** START OF GIVEN PASSAGE **
# Trigger fish, Playa Del Carmen, Mexico



## Cpt.Chaos (May 28, 2006)

Had a nice day on the Caribbean yesterday south of Playa Del Carmen, Mexico. 30+ trigger fish, a few other species as well. Highlight of trip was the shark following some of the triggers up, one actually bit one of mine off. A little sight seeing afterwards, stingrays and the guides hand fed a sea turtle that swam up to the boat when we anchored for lunch a ballyhoo.


----------



## 6Speed (Mar 8, 2013)

Trigger fish is the best fish I've ever eaten. I don't blame the sharks a bit!


----------



## Blaze (Oct 13, 2005)

Triggers are excellent eating. We caught them in the Gulf off of Alabama.




6Speed said:


> Trigger fish is the best fish I've ever eaten. I don't blame the sharks a bit!


----------



## 6Speed (Mar 8, 2013)

Yep, grew up diving around the gulf parts east of there and we'd let a grouper go in a second to spear a trigger fish or two. Butter, thin sliced onion, wrap it in foil and toss it on the grill. Better than perch, walleye, halibut, lobster, shrimp, etc, etc, etc...long as it's fresh, it's the best.


----------



## Cpt.Chaos (May 28, 2006)

Well they made ceviche out of a few of them right on the boat, had to bop them on the head to dispatch them, so I don’t think it gets any fresher!


----------



## Wallywarrior (Apr 1, 2016)

Had a buddy lose the tip of a finger to a big trigger fish in Cancun. They’ve sure got a nasty bite. 


Sent from my iPhone using Tapatalk


----------



## 6Speed (Mar 8, 2013)

Wallywarrior said:


> Had a buddy lose the tip of a finger to a big trigger fish in Cancun. They’ve sure got a nasty bite.
> 
> 
> Sent from my iPhone using Tapatalk


Was it his trigger finger? Sorry, had to ask!


----------



## Fishndude (Feb 22, 2003)

Puerto Aventuras! I've caught Triggers there, before. And a few other fish, including a Barracuda that was pushing 35#. There are huge seasonal migrations that follow the trench between Cozumel, and the mainland. Playa, and Puerto Aventuras are the best places to fish from to target those migrations. The water literally goes from 100 ft to 500 ft in 1/4 mile, just offshore of Puerto Aventuras. 

Panga fishing rocks.


----------



## aquaalf (May 28, 2017)

Cpt.Chaos said:


> Well they made ceviche out of a few of them right on the boat, had to bop them on the head to dispatch them, so I don’t think it gets any fresher!


 We did the same out on the Pacific out of Mexico, Very good.


----------



## twodogsphil (Apr 16, 2002)

On the Gulf, Florida caters to the commercial guys — 32 ton quota on triggers, none for recreational. Likewise with red snapper — 300 ton quota for the commercial boats, none for recreational fisherman.


----------
** END OF GIVEN PASSAGE **
** START OF SOURCE DATA **
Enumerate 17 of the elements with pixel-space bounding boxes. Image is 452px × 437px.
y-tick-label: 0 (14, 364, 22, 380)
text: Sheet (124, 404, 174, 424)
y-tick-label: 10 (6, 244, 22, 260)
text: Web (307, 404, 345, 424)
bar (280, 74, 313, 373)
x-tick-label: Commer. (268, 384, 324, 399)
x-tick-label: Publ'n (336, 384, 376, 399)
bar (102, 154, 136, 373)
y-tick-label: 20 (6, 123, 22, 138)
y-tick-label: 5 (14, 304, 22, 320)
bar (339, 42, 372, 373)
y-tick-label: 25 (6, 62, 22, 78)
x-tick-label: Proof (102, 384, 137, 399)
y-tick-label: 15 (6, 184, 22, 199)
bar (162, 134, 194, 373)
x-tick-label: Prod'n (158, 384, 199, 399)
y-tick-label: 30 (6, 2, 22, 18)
** END OF SOURCE DATA **
* COMPLETE THE FOLLOWING *
• 1. How many trigger fish does the trigger fish thread report catching south of Playa Del Carmen?
• 2. Reproduce every line of the entries with no changes.
The entries have no connection to the trigger fish thread.

* OUTPUTS IN ORDER *
• 1. More than 30 (30+).

• 2.
Enumerate 17 of the elements with pixel-space bounding boxes. Image is 452px × 437px.
y-tick-label: 0 (14, 364, 22, 380)
text: Sheet (124, 404, 174, 424)
y-tick-label: 10 (6, 244, 22, 260)
text: Web (307, 404, 345, 424)
bar (280, 74, 313, 373)
x-tick-label: Commer. (268, 384, 324, 399)
x-tick-label: Publ'n (336, 384, 376, 399)
bar (102, 154, 136, 373)
y-tick-label: 20 (6, 123, 22, 138)
y-tick-label: 5 (14, 304, 22, 320)
bar (339, 42, 372, 373)
y-tick-label: 25 (6, 62, 22, 78)
x-tick-label: Proof (102, 384, 137, 399)
y-tick-label: 15 (6, 184, 22, 199)
bar (162, 134, 194, 373)
x-tick-label: Prod'n (158, 384, 199, 399)
y-tick-label: 30 (6, 2, 22, 18)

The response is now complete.